## Records for this task
□ □ □
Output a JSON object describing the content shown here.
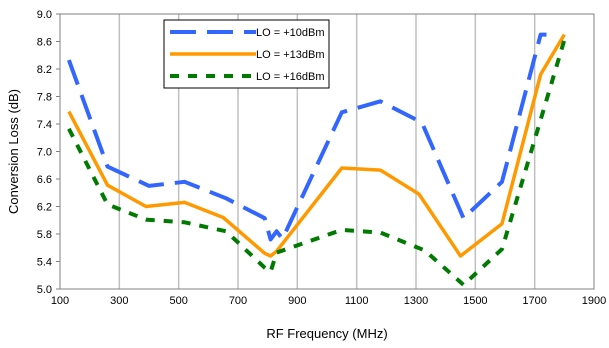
{
  "chart_data": {
    "type": "line",
    "xlabel": "RF Frequency (MHz)",
    "ylabel": "Conversion Loss (dB)",
    "xlim": [
      100,
      1900
    ],
    "ylim": [
      5.0,
      9.0
    ],
    "x_ticks": [
      100,
      300,
      500,
      700,
      900,
      1100,
      1300,
      1500,
      1700,
      1900
    ],
    "y_ticks": [
      "5.0",
      "5.4",
      "5.8",
      "6.2",
      "6.6",
      "7.0",
      "7.4",
      "7.8",
      "8.2",
      "8.6",
      "9.0"
    ],
    "grid": {
      "vertical": true,
      "horizontal": false
    },
    "legend_position": "top-center",
    "series": [
      {
        "name": "LO = +10dBm",
        "color": "#3366ff",
        "style": "long-dash",
        "x": [
          130,
          260,
          400,
          520,
          660,
          790,
          810,
          830,
          850,
          1050,
          1180,
          1320,
          1460,
          1590,
          1720,
          1740
        ],
        "y": [
          8.33,
          6.78,
          6.5,
          6.56,
          6.32,
          6.03,
          5.72,
          5.84,
          5.73,
          7.57,
          7.73,
          7.42,
          6.03,
          6.56,
          8.7,
          8.7
        ]
      },
      {
        "name": "LO = +13dBm",
        "color": "#ff9900",
        "style": "solid",
        "x": [
          130,
          260,
          390,
          520,
          650,
          790,
          810,
          830,
          1050,
          1180,
          1310,
          1450,
          1590,
          1720,
          1800
        ],
        "y": [
          7.58,
          6.51,
          6.2,
          6.26,
          6.04,
          5.52,
          5.48,
          5.55,
          6.76,
          6.73,
          6.38,
          5.48,
          5.95,
          8.12,
          8.7
        ]
      },
      {
        "name": "LO = +16dBm",
        "color": "#007a00",
        "style": "dotted",
        "x": [
          130,
          260,
          390,
          520,
          660,
          790,
          810,
          830,
          1050,
          1180,
          1330,
          1460,
          1590,
          1720,
          1800
        ],
        "y": [
          7.33,
          6.23,
          6.01,
          5.97,
          5.84,
          5.31,
          5.25,
          5.53,
          5.86,
          5.82,
          5.56,
          5.06,
          5.58,
          7.46,
          8.62
        ]
      }
    ]
  }
}
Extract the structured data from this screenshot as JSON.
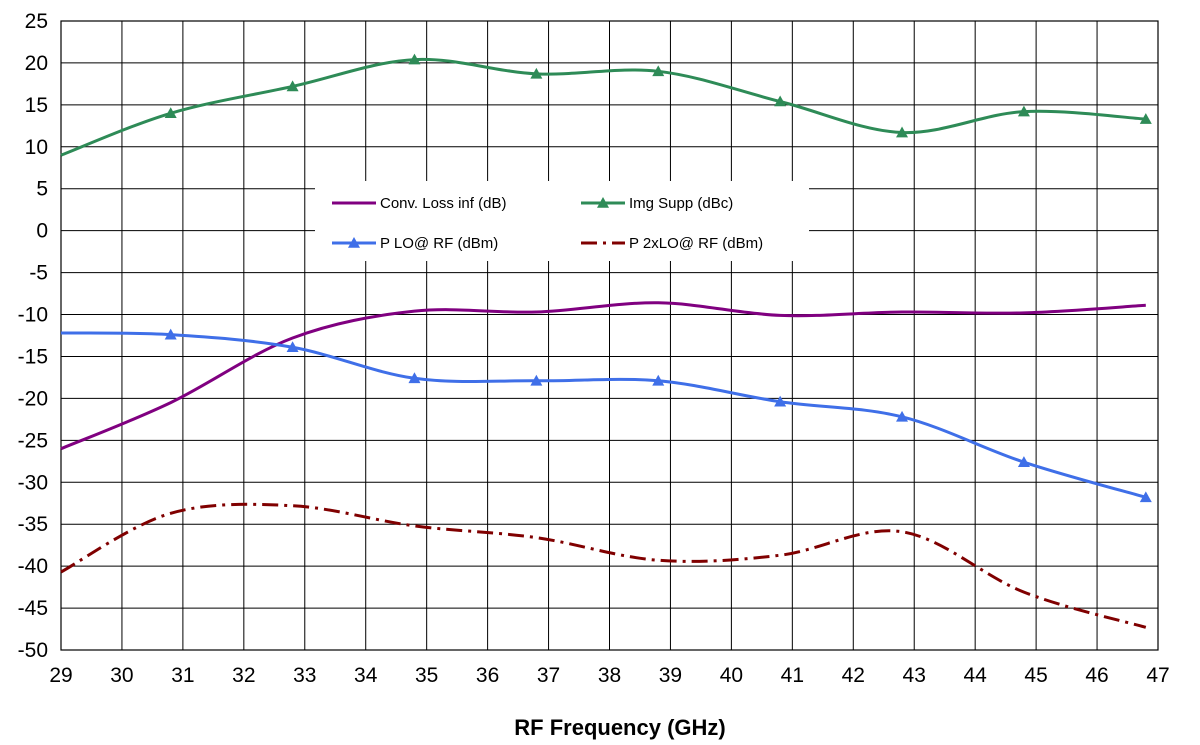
{
  "chart_data": {
    "type": "line",
    "title": "",
    "xlabel": "RF Frequency (GHz)",
    "ylabel": "",
    "xlim": [
      29,
      47
    ],
    "ylim": [
      -50,
      25
    ],
    "x_ticks": [
      "29",
      "30",
      "31",
      "32",
      "33",
      "34",
      "35",
      "36",
      "37",
      "38",
      "39",
      "40",
      "41",
      "42",
      "43",
      "44",
      "45",
      "46",
      "47"
    ],
    "y_ticks": [
      "-50",
      "-45",
      "-40",
      "-35",
      "-30",
      "-25",
      "-20",
      "-15",
      "-10",
      "-5",
      "0",
      "5",
      "10",
      "15",
      "20",
      "25"
    ],
    "grid": true,
    "legend_position": "center",
    "series": [
      {
        "name": "Conv. Loss inf (dB)",
        "color": "#800080",
        "style": "solid",
        "marker": "none",
        "x": [
          29,
          30.8,
          32.8,
          34.8,
          36.8,
          38.8,
          40.8,
          42.8,
          44.8,
          46.8
        ],
        "y": [
          -26,
          -20.5,
          -12.8,
          -9.6,
          -9.7,
          -8.6,
          -10.1,
          -9.7,
          -9.8,
          -8.9
        ]
      },
      {
        "name": "Img Supp (dBc)",
        "color": "#2E8B57",
        "style": "solid",
        "marker": "triangle",
        "x": [
          29,
          30.8,
          32.8,
          34.8,
          36.8,
          38.8,
          40.8,
          42.8,
          44.8,
          46.8
        ],
        "y": [
          9,
          14,
          17.2,
          20.4,
          18.7,
          19,
          15.4,
          11.7,
          14.2,
          13.3
        ]
      },
      {
        "name": "P LO@ RF (dBm)",
        "color": "#3F6FE8",
        "style": "solid",
        "marker": "triangle",
        "x": [
          29,
          30.8,
          32.8,
          34.8,
          36.8,
          38.8,
          40.8,
          42.8,
          44.8,
          46.8
        ],
        "y": [
          -12.2,
          -12.4,
          -13.9,
          -17.6,
          -17.9,
          -17.9,
          -20.4,
          -22.2,
          -27.6,
          -31.8
        ]
      },
      {
        "name": "P 2xLO@ RF (dBm)",
        "color": "#800000",
        "style": "dashdot",
        "marker": "none",
        "x": [
          29,
          30.8,
          32.8,
          34.8,
          36.8,
          38.8,
          40.8,
          42.8,
          44.8,
          46.8
        ],
        "y": [
          -40.7,
          -33.7,
          -32.8,
          -35.2,
          -36.6,
          -39.3,
          -38.7,
          -35.9,
          -43.1,
          -47.3
        ]
      }
    ]
  }
}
□ □ □
## Instructions for the task
Identify each line of the material where the word "Frequency" shows up, and copy it.

## Problem solution
    "xlabel": "RF Frequency (MHz)",
    "xlabel": "RF Frequency (GHz)",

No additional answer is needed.